### Set exercise
Tally the lines containing the word "backbone" and give the total alone.

━━━━━━━━

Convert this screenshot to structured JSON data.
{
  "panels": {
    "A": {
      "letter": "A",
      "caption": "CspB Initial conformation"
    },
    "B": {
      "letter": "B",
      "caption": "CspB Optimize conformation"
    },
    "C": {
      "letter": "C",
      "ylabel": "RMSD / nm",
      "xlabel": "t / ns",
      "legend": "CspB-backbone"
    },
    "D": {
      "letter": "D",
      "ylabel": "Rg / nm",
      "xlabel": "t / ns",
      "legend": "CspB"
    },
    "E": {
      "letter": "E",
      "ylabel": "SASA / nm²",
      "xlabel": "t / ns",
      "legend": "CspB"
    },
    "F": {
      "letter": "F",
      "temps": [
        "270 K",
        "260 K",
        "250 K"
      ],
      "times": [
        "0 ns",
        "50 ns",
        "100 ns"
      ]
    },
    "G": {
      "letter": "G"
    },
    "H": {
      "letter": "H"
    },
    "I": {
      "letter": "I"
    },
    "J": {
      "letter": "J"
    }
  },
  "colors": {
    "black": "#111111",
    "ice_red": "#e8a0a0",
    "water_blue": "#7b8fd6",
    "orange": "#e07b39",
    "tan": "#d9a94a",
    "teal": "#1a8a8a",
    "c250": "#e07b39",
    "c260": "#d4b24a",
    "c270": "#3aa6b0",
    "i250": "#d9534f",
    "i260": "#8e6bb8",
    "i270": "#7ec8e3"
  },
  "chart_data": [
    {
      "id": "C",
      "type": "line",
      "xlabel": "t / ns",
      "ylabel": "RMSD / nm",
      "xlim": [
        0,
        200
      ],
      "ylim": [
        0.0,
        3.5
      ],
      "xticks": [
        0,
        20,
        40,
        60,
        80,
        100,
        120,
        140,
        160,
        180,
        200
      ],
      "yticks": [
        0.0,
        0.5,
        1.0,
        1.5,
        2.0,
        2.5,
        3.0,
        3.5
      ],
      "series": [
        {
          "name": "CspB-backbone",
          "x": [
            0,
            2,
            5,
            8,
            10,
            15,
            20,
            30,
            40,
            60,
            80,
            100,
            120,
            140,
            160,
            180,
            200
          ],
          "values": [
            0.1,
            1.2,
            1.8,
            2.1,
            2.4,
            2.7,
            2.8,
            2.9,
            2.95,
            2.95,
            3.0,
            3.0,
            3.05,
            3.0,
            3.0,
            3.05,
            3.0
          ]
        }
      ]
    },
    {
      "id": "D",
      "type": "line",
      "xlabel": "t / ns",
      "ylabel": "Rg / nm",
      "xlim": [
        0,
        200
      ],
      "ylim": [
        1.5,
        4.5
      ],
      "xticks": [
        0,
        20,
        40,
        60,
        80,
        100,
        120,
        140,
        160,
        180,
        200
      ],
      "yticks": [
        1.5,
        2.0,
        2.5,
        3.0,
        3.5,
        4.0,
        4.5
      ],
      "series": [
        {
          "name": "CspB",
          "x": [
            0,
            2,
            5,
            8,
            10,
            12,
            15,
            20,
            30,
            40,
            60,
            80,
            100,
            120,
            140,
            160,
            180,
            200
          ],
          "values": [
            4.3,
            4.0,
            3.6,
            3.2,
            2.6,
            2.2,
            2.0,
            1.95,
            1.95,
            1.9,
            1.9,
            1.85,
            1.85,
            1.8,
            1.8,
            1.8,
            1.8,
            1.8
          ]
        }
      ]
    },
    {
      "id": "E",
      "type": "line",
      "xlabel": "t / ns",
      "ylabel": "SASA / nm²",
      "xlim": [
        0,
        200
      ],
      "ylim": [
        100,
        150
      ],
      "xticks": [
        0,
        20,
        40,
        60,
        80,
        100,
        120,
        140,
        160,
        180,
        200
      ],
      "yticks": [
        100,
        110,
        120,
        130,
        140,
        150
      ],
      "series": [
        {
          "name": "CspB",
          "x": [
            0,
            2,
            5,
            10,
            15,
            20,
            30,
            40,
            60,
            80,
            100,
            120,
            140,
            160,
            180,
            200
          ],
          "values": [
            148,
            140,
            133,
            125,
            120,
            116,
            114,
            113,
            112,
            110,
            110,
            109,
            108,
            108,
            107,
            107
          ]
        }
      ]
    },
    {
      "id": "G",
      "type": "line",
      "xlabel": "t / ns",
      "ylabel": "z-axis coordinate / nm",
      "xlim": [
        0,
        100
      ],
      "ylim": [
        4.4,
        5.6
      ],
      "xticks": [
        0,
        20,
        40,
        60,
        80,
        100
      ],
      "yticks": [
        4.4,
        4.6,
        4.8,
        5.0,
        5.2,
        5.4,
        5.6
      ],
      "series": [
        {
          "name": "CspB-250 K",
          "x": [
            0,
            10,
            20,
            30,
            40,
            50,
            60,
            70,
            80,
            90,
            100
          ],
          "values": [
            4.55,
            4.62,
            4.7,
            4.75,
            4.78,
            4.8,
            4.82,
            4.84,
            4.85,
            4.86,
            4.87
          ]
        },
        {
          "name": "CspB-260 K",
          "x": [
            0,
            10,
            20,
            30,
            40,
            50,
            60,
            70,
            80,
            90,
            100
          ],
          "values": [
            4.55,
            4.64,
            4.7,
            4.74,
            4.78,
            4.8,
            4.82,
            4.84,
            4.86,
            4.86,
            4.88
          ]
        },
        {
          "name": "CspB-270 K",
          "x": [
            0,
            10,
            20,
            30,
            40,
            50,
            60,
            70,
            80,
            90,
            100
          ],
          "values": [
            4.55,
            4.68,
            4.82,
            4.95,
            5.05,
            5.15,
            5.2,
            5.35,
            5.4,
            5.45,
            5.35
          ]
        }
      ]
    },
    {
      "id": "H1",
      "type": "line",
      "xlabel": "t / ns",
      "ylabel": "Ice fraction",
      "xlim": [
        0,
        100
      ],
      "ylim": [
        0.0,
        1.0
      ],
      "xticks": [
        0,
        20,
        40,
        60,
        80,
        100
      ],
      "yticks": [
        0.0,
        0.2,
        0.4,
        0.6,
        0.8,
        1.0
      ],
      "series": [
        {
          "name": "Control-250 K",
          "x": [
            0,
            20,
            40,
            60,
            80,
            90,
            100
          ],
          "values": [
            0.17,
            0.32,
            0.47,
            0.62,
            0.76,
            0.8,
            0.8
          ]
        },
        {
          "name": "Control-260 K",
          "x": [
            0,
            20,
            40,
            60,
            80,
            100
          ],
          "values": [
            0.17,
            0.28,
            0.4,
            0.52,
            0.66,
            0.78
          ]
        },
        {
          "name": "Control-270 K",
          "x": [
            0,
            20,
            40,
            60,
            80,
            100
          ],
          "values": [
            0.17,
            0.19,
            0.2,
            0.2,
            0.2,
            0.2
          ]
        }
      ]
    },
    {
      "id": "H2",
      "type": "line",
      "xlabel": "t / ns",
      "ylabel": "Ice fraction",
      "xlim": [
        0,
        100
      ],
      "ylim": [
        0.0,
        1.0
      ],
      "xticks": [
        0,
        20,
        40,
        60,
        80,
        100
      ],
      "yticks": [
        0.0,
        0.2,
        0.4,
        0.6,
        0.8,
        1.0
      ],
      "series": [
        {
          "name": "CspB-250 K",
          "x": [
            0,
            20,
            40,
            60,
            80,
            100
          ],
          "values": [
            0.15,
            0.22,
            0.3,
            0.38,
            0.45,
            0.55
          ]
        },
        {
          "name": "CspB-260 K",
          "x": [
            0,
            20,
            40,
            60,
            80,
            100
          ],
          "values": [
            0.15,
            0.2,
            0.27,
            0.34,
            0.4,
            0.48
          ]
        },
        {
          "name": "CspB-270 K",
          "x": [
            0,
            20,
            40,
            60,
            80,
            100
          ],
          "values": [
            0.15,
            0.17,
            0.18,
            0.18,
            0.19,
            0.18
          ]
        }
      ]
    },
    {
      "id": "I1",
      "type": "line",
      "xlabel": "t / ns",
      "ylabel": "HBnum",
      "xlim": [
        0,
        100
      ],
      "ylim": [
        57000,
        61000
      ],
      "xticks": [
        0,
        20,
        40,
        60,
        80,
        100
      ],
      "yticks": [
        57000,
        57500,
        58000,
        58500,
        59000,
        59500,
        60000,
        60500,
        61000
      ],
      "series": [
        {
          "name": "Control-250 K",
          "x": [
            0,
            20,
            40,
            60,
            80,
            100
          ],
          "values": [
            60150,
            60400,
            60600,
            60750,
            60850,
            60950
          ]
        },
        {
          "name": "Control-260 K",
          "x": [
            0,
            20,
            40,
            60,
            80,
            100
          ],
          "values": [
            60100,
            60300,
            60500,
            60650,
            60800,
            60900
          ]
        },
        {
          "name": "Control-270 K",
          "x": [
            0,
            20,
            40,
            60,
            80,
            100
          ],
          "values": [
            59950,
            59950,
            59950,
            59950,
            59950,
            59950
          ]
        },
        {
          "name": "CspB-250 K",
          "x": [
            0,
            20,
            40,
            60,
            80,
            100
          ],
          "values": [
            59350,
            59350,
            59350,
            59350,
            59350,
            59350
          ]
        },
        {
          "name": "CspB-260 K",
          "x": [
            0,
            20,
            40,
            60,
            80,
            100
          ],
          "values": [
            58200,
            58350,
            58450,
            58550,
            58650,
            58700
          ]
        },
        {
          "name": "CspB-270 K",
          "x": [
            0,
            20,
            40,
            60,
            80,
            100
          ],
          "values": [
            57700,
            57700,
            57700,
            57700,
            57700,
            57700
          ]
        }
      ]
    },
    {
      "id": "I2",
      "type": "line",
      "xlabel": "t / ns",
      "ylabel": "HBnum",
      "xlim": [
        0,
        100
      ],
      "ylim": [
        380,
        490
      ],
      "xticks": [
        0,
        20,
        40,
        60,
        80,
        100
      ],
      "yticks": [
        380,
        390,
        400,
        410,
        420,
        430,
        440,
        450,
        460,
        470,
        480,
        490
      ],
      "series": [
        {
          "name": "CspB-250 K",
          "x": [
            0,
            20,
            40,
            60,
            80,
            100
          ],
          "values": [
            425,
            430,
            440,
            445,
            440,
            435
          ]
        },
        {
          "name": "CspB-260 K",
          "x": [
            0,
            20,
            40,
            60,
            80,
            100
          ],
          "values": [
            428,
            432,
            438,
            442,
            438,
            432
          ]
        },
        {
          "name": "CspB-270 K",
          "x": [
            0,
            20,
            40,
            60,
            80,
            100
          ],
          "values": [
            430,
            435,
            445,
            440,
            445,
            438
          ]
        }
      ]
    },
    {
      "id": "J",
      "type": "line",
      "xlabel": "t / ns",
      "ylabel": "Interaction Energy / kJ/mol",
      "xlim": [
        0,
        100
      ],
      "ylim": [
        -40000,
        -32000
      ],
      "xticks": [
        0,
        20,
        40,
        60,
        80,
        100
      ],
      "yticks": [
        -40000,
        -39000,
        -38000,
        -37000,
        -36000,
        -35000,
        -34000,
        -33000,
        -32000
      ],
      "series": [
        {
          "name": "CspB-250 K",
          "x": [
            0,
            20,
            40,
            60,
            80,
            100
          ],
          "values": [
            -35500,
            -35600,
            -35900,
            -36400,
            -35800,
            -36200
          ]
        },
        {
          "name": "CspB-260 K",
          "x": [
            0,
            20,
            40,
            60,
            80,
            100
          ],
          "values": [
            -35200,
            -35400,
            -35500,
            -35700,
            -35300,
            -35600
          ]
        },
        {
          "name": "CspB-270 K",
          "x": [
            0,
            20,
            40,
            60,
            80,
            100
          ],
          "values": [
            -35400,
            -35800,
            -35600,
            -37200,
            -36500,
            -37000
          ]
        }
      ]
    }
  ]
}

━━━━━━━━

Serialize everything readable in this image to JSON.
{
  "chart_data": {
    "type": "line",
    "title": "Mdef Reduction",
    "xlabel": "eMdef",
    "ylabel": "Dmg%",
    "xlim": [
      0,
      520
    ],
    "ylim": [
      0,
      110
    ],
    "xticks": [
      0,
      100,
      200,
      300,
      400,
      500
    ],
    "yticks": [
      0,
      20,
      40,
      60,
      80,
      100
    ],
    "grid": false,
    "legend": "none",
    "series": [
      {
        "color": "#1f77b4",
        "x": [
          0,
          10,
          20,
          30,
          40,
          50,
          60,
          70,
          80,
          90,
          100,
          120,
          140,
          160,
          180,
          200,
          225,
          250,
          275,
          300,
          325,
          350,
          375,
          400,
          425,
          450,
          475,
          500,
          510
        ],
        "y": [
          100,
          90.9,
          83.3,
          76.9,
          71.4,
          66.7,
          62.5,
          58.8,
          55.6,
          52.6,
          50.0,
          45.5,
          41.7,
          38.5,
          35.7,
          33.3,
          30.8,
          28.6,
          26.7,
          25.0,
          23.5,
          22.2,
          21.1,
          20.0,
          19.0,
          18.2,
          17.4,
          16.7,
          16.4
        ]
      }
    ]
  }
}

━━━━━━━━

### Output for this exercise
2